(begin)

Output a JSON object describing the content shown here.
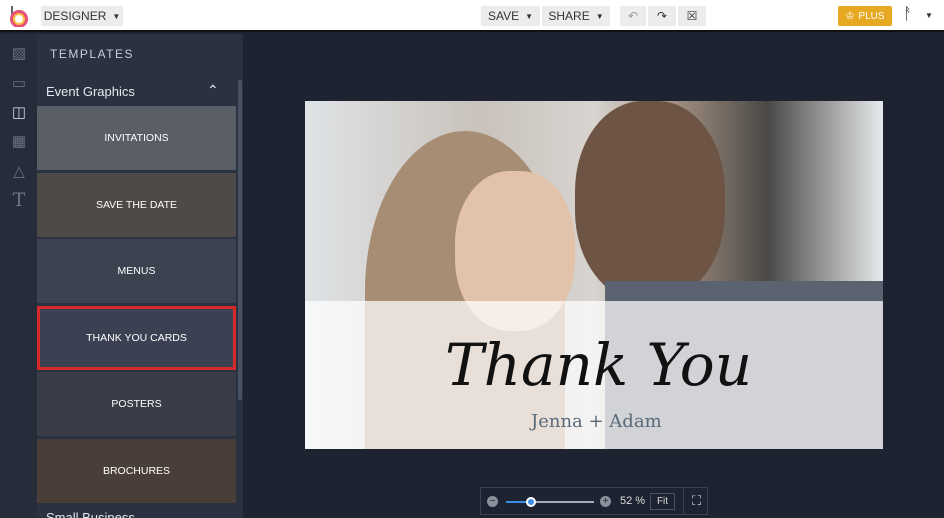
{
  "topbar": {
    "mode": "DESIGNER",
    "save": "SAVE",
    "share": "SHARE",
    "plus": "PLUS",
    "undo_icon": "↶",
    "redo_icon": "↷",
    "close_icon": "☒"
  },
  "panel": {
    "title": "TEMPLATES",
    "section": "Event Graphics",
    "next_section": "Small Business",
    "tiles": [
      {
        "label": "INVITATIONS",
        "color": "#5a5e66"
      },
      {
        "label": "SAVE THE DATE",
        "color": "#4d4a48"
      },
      {
        "label": "MENUS",
        "color": "#3b4350"
      },
      {
        "label": "THANK YOU CARDS",
        "color": "#3b4152"
      },
      {
        "label": "POSTERS",
        "color": "#3a3d47"
      },
      {
        "label": "BROCHURES",
        "color": "#4a3f38"
      }
    ]
  },
  "card": {
    "title": "Thank You",
    "names": "Jenna + Adam"
  },
  "zoom": {
    "percent": "52 %",
    "fit": "Fit",
    "level": 0.28
  }
}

(end)

Every record must be copied exactly, with images dropped from the result.

-- Right answer --
Output a JSON object describing the content shown here.
{
  "topbar": {
    "mode": "DESIGNER",
    "save": "SAVE",
    "share": "SHARE",
    "plus": "PLUS",
    "undo_icon": "↶",
    "redo_icon": "↷",
    "close_icon": "☒"
  },
  "panel": {
    "title": "TEMPLATES",
    "section": "Event Graphics",
    "next_section": "Small Business",
    "tiles": [
      {
        "label": "INVITATIONS",
        "color": "#5a5e66"
      },
      {
        "label": "SAVE THE DATE",
        "color": "#4d4a48"
      },
      {
        "label": "MENUS",
        "color": "#3b4350"
      },
      {
        "label": "THANK YOU CARDS",
        "color": "#3b4152"
      },
      {
        "label": "POSTERS",
        "color": "#3a3d47"
      },
      {
        "label": "BROCHURES",
        "color": "#4a3f38"
      }
    ]
  },
  "card": {
    "title": "Thank You",
    "names": "Jenna + Adam"
  },
  "zoom": {
    "percent": "52 %",
    "fit": "Fit",
    "level": 0.28
  }
}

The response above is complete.